### WRITTEN TASK
Make an exact copy of the data below, leaving out every picture.

### ROWS

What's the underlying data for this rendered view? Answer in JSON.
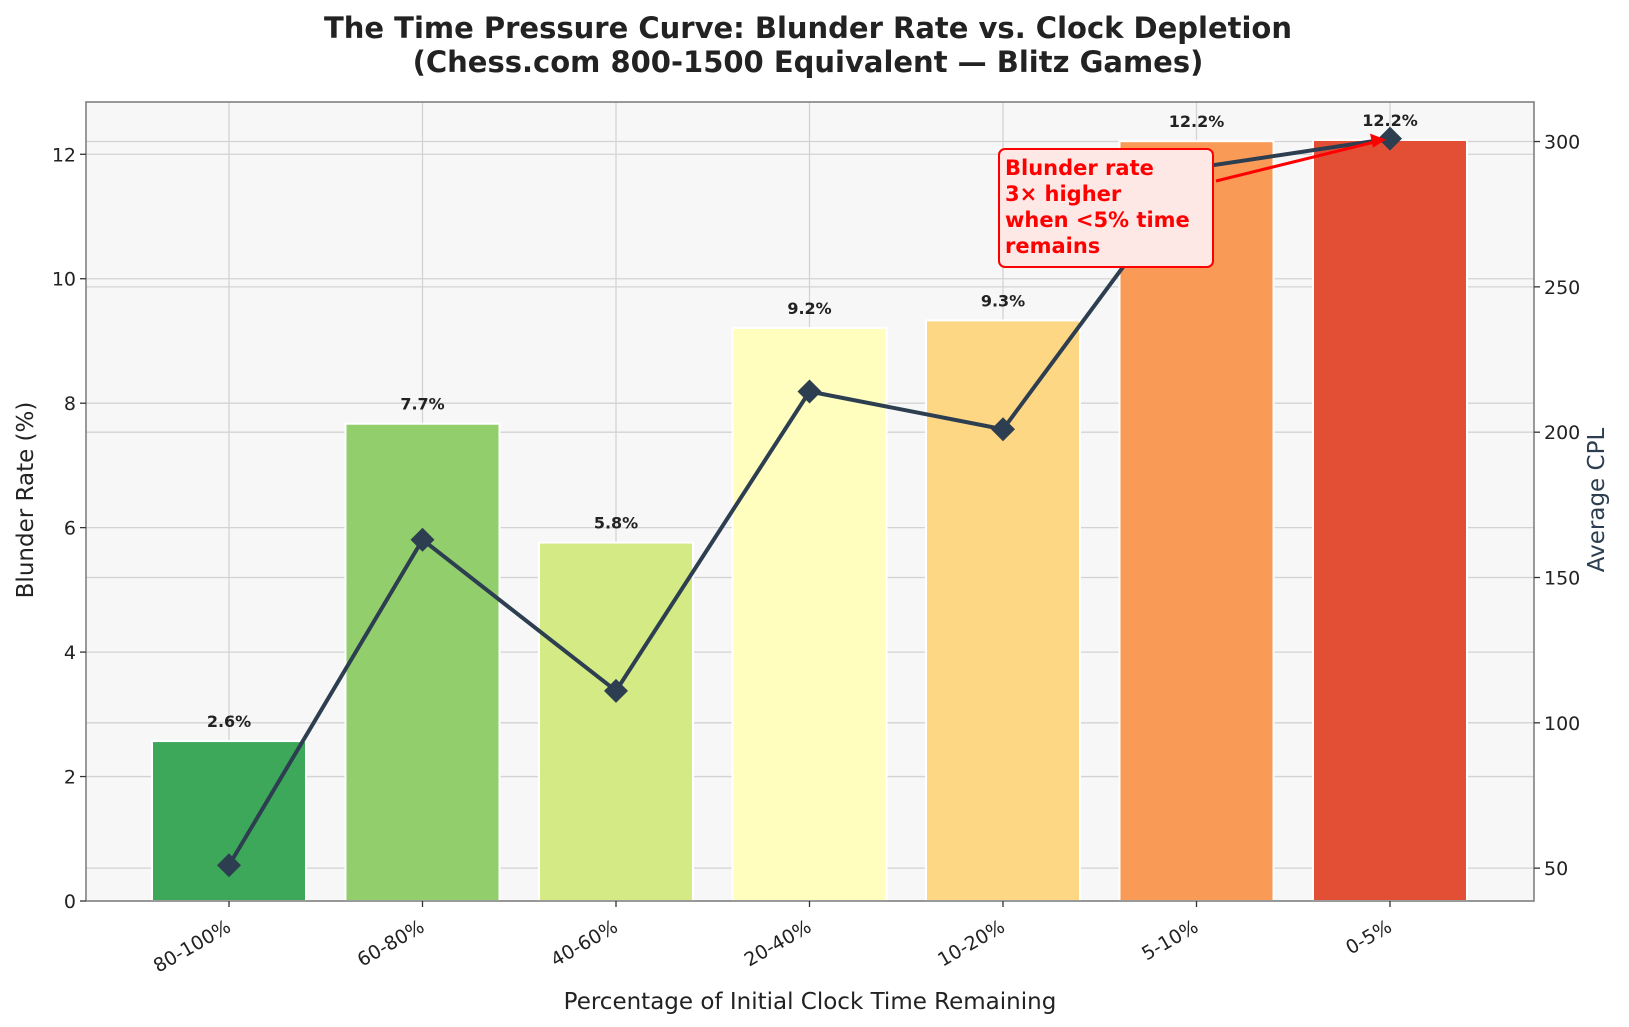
{
  "chart_data": {
    "type": "bar",
    "title_line1": "The Time Pressure Curve: Blunder Rate vs. Clock Depletion",
    "title_line2": "(Chess.com 800-1500 Equivalent — Blitz Games)",
    "xlabel": "Percentage of Initial Clock Time Remaining",
    "ylabel": "Blunder Rate (%)",
    "y2label": "Average CPL",
    "categories": [
      "80-100%",
      "60-80%",
      "40-60%",
      "20-40%",
      "10-20%",
      "5-10%",
      "0-5%"
    ],
    "series": [
      {
        "type": "bar",
        "axis": "left",
        "values": [
          2.57,
          7.67,
          5.76,
          9.21,
          9.33,
          12.21,
          12.23
        ],
        "value_labels": [
          "2.6%",
          "7.7%",
          "5.8%",
          "9.2%",
          "9.3%",
          "12.2%",
          "12.2%"
        ],
        "colors": [
          "#3ea85a",
          "#92cf6c",
          "#d3ea85",
          "#fffebf",
          "#fdd784",
          "#f99a56",
          "#e34f35"
        ]
      },
      {
        "type": "line",
        "axis": "right",
        "marker": "diamond",
        "color": "#2c3e50",
        "values": [
          51,
          163,
          111,
          214,
          201,
          291,
          301
        ]
      }
    ],
    "ylim": [
      0,
      12.84
    ],
    "y2lim": [
      38.7,
      313.6
    ],
    "yticks": [
      0,
      2,
      4,
      6,
      8,
      10,
      12
    ],
    "y2ticks": [
      50,
      100,
      150,
      200,
      250,
      300
    ],
    "grid": true,
    "annotation": {
      "lines": [
        "Blunder rate",
        "3× higher",
        "when <5% time",
        "remains"
      ],
      "color": "#ff0000",
      "points_to_category": "0-5%"
    }
  }
}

### EXERCISE ANSWER
What's the underlying data for this rendered view? Answer in JSON.
{
  "chart_data": {
    "type": "bar",
    "title_line1": "The Time Pressure Curve: Blunder Rate vs. Clock Depletion",
    "title_line2": "(Chess.com 800-1500 Equivalent — Blitz Games)",
    "xlabel": "Percentage of Initial Clock Time Remaining",
    "ylabel": "Blunder Rate (%)",
    "y2label": "Average CPL",
    "categories": [
      "80-100%",
      "60-80%",
      "40-60%",
      "20-40%",
      "10-20%",
      "5-10%",
      "0-5%"
    ],
    "series": [
      {
        "type": "bar",
        "axis": "left",
        "values": [
          2.57,
          7.67,
          5.76,
          9.21,
          9.33,
          12.21,
          12.23
        ],
        "value_labels": [
          "2.6%",
          "7.7%",
          "5.8%",
          "9.2%",
          "9.3%",
          "12.2%",
          "12.2%"
        ],
        "colors": [
          "#3ea85a",
          "#92cf6c",
          "#d3ea85",
          "#fffebf",
          "#fdd784",
          "#f99a56",
          "#e34f35"
        ]
      },
      {
        "type": "line",
        "axis": "right",
        "marker": "diamond",
        "color": "#2c3e50",
        "values": [
          51,
          163,
          111,
          214,
          201,
          291,
          301
        ]
      }
    ],
    "ylim": [
      0,
      12.84
    ],
    "y2lim": [
      38.7,
      313.6
    ],
    "yticks": [
      0,
      2,
      4,
      6,
      8,
      10,
      12
    ],
    "y2ticks": [
      50,
      100,
      150,
      200,
      250,
      300
    ],
    "grid": true,
    "annotation": {
      "lines": [
        "Blunder rate",
        "3× higher",
        "when <5% time",
        "remains"
      ],
      "color": "#ff0000",
      "points_to_category": "0-5%"
    }
  }
}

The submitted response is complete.